§ **INPUT RECORDS**
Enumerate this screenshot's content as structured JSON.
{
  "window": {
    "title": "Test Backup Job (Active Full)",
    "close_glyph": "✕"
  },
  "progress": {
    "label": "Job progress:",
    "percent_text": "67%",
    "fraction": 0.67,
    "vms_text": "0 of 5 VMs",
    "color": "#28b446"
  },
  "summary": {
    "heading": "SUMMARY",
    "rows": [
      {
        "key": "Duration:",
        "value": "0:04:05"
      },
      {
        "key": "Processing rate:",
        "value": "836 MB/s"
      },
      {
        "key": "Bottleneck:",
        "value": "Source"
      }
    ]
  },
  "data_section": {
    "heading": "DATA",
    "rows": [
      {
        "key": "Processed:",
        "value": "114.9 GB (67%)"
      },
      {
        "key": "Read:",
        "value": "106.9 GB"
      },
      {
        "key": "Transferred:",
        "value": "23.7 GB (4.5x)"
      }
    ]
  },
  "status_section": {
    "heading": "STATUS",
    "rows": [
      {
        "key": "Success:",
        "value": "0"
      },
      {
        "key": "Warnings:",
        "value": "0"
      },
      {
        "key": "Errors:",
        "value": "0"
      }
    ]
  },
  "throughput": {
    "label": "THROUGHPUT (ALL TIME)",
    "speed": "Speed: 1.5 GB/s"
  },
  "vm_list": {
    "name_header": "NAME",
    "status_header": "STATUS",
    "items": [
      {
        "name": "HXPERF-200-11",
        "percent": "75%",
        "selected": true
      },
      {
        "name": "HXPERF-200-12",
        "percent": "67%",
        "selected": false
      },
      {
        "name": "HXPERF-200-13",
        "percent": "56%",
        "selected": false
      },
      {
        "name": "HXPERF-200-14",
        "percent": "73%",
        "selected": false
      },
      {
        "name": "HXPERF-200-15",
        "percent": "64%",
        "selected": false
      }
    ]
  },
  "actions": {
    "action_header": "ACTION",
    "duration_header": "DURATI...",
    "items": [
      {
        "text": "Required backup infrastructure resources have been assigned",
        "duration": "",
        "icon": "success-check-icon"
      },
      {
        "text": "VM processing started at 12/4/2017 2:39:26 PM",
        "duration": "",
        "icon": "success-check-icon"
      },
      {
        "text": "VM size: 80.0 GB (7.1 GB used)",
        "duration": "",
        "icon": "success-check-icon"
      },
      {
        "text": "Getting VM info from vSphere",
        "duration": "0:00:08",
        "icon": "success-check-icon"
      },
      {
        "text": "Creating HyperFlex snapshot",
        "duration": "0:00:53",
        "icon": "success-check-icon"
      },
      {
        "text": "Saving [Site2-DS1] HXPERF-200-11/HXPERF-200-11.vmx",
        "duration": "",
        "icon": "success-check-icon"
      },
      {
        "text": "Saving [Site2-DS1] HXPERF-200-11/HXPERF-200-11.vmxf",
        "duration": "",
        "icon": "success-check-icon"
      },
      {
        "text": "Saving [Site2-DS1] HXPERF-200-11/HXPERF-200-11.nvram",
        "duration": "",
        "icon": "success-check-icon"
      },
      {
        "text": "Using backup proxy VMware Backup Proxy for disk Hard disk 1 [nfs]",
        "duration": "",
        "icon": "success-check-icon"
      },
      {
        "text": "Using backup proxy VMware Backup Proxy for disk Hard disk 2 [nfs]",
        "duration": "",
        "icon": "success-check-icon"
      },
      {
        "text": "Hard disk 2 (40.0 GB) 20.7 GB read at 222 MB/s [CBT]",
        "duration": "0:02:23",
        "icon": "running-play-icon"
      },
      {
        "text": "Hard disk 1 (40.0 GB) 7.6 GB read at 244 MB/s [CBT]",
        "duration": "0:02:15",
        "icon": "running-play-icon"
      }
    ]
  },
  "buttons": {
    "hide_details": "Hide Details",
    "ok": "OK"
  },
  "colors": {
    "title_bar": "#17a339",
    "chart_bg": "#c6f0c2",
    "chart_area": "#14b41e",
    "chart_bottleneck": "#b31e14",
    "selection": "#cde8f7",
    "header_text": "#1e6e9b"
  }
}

§ **WORK TO BE COMPLETED**
Take every line above carrying "VMware" and return it.

§ **SOLUTION FOR THIS TASK**
        "text": "Using backup proxy VMware Backup Proxy for disk Hard disk 1 [nfs]",
        "text": "Using backup proxy VMware Backup Proxy for disk Hard disk 2 [nfs]",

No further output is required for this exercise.